## What this task involves
Can you repeat the passage from the blog post about Nicholas's surgery word for word, starting at "Nicholas' new scar." and ending at "Praising Him....The Richardson's."?

## Selected excerpt
────────────────

Nicholas' new scar. It starts at the bottom of his heart scar and down to his belly button.
My little hero.
On the second day, he had a hard time getting comfortable so he would wiggle his way sideways. Standing on the side of the crib this was my view of him. Easy kissing access! Sweet little face!

No worries...we were standing right there the whole time he slept so he didn't scoot off. Doesn't he look so tall?!?! He was sound asleep here.

On the way home he fell right to sleep.
Megan and Brandon got to tour the helicopter.





Thank you all for the prayers and support. We are so glad this surgery is done! He still has a few weeks of recovery but at least we are home. Praising Him....The Richardson's.

Thursday, May 13, 2010

Day 3

My Dearest Nicholas,

Today has been rough. You are in so much pain. Sometimes it is so bad you just blank out. You get this blank look in your eyes and it scares me. You are reverting back to when you coded. Your muscles are so tight and won't relax. I know this is how your brain responds and it saddens me. It is so hard for mommy and daddy to see you like this. I have cried so much today, praying the Lord would take away your pain.

────────────────

## Listed records
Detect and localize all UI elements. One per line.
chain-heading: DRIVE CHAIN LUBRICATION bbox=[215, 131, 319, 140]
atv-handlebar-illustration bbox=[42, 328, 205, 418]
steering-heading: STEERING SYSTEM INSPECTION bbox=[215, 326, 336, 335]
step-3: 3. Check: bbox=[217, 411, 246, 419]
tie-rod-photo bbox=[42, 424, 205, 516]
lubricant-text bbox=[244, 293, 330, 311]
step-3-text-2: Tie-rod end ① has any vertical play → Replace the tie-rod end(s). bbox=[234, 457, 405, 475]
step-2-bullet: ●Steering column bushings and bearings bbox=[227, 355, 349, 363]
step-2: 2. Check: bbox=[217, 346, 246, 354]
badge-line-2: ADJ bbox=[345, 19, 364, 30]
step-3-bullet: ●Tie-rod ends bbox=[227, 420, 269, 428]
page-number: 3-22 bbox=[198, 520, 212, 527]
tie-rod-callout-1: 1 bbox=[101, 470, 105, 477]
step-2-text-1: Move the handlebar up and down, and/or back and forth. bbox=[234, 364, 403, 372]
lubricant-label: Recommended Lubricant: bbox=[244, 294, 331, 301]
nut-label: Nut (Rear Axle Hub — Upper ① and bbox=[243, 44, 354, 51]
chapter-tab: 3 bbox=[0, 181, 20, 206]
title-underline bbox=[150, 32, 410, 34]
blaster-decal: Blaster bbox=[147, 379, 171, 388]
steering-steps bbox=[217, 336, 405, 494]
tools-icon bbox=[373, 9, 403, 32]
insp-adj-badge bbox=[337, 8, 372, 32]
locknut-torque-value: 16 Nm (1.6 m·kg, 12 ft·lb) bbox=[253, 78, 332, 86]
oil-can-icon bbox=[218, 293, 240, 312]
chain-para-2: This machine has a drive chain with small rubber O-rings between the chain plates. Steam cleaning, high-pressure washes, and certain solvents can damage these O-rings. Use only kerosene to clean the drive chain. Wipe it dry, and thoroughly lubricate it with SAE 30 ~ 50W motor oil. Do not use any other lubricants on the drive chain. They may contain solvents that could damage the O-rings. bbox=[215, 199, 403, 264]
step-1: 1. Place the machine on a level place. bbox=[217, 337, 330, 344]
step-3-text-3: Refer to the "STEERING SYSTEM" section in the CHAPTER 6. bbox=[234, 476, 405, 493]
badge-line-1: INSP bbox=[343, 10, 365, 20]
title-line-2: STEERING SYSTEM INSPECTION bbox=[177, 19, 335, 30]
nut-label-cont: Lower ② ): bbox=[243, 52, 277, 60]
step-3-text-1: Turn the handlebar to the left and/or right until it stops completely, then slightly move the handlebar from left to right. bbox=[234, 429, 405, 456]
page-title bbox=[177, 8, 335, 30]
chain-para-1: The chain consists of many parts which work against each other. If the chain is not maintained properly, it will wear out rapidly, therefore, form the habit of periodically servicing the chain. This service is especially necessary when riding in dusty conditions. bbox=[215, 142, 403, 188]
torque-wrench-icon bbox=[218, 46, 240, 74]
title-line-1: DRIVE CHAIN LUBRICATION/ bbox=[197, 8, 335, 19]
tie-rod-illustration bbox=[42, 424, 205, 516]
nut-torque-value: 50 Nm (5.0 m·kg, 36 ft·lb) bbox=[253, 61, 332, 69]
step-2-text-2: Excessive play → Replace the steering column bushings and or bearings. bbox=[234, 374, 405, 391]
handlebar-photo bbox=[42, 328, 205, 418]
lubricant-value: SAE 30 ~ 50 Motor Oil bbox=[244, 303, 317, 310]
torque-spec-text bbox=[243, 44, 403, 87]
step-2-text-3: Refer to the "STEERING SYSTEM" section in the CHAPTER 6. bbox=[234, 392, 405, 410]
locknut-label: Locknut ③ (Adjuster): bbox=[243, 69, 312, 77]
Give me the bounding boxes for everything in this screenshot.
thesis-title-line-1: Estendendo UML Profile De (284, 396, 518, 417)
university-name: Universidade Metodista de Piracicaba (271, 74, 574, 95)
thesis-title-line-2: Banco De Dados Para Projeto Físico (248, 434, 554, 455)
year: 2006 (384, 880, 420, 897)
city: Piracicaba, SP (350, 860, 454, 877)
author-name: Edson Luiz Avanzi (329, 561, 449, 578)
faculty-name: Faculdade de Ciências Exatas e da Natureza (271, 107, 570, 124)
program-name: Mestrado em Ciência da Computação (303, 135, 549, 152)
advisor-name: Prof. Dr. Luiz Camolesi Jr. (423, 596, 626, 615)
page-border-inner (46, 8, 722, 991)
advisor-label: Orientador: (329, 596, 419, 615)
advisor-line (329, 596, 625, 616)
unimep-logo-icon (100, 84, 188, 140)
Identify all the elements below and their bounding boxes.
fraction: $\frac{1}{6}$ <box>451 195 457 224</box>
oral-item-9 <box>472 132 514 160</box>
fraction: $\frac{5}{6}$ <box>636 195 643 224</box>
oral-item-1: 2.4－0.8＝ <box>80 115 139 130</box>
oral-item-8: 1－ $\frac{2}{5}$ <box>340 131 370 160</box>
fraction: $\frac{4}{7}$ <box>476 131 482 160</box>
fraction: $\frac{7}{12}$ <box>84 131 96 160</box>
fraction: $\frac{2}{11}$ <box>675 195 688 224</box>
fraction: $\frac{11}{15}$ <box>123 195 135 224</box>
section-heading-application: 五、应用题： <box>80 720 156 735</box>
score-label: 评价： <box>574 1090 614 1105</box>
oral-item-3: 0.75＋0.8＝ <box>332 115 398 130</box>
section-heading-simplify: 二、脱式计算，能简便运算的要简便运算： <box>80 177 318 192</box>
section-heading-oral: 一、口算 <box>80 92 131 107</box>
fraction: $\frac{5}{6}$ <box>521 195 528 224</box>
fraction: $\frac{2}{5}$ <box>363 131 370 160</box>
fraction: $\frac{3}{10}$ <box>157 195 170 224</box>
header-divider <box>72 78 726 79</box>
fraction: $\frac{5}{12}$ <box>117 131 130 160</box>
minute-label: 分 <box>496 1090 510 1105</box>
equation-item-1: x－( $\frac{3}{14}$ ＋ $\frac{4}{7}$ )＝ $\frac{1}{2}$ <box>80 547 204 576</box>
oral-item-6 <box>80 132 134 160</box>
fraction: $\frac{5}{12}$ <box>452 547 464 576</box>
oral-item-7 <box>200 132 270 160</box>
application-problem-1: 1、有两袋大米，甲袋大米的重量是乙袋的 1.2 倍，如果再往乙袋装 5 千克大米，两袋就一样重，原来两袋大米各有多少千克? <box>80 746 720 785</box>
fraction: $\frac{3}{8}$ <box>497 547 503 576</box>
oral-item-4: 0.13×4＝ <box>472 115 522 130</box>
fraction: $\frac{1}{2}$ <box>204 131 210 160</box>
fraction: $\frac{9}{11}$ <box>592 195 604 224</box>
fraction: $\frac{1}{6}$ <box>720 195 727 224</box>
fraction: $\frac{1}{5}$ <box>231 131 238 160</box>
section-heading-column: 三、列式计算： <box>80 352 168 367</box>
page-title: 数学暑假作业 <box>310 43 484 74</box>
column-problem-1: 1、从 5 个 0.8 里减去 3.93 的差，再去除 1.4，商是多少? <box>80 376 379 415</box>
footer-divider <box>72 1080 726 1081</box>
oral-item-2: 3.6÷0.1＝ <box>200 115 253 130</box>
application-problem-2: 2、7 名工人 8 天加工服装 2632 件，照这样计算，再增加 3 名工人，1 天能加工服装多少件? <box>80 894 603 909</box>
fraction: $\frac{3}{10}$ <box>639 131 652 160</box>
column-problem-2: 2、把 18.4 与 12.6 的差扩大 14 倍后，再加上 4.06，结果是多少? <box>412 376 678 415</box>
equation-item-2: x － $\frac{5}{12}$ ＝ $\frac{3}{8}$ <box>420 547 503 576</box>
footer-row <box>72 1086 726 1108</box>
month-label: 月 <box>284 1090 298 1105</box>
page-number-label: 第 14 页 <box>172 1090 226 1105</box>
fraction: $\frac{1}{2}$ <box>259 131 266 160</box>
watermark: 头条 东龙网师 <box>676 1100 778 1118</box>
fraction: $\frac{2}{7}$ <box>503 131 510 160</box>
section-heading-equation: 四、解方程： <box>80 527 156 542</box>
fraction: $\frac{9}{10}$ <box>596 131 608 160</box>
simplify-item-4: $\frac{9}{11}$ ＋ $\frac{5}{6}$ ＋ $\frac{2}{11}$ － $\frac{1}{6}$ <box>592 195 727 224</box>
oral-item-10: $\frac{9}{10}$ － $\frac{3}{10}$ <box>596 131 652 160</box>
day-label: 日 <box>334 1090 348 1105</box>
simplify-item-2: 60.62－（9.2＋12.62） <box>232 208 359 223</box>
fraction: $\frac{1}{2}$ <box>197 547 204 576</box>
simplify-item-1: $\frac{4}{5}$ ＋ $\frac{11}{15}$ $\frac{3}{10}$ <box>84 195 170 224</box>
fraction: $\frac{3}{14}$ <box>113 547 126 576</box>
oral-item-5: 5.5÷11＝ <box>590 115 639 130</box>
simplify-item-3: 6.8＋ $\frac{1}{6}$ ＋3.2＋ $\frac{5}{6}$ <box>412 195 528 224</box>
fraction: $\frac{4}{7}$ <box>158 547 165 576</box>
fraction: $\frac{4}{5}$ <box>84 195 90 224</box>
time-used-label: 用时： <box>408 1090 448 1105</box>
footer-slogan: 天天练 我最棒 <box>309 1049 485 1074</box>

────────────────

## Answer box
Nicholas' new scar. It starts at the bottom of his heart scar and down to his belly button.
My little hero.
On the second day, he had a hard time getting comfortable so he would wiggle his way sideways. Standing on the side of the crib this was my view of him. Easy kissing access! Sweet little face!

No worries...we were standing right there the whole time he slept so he didn't scoot off. Doesn't he look so tall?!?! He was sound asleep here.

On the way home he fell right to sleep.
Megan and Brandon got to tour the helicopter.





Thank you all for the prayers and support. We are so glad this surgery is done! He still has a few weeks of recovery but at least we are home. Praising Him....The Richardson's.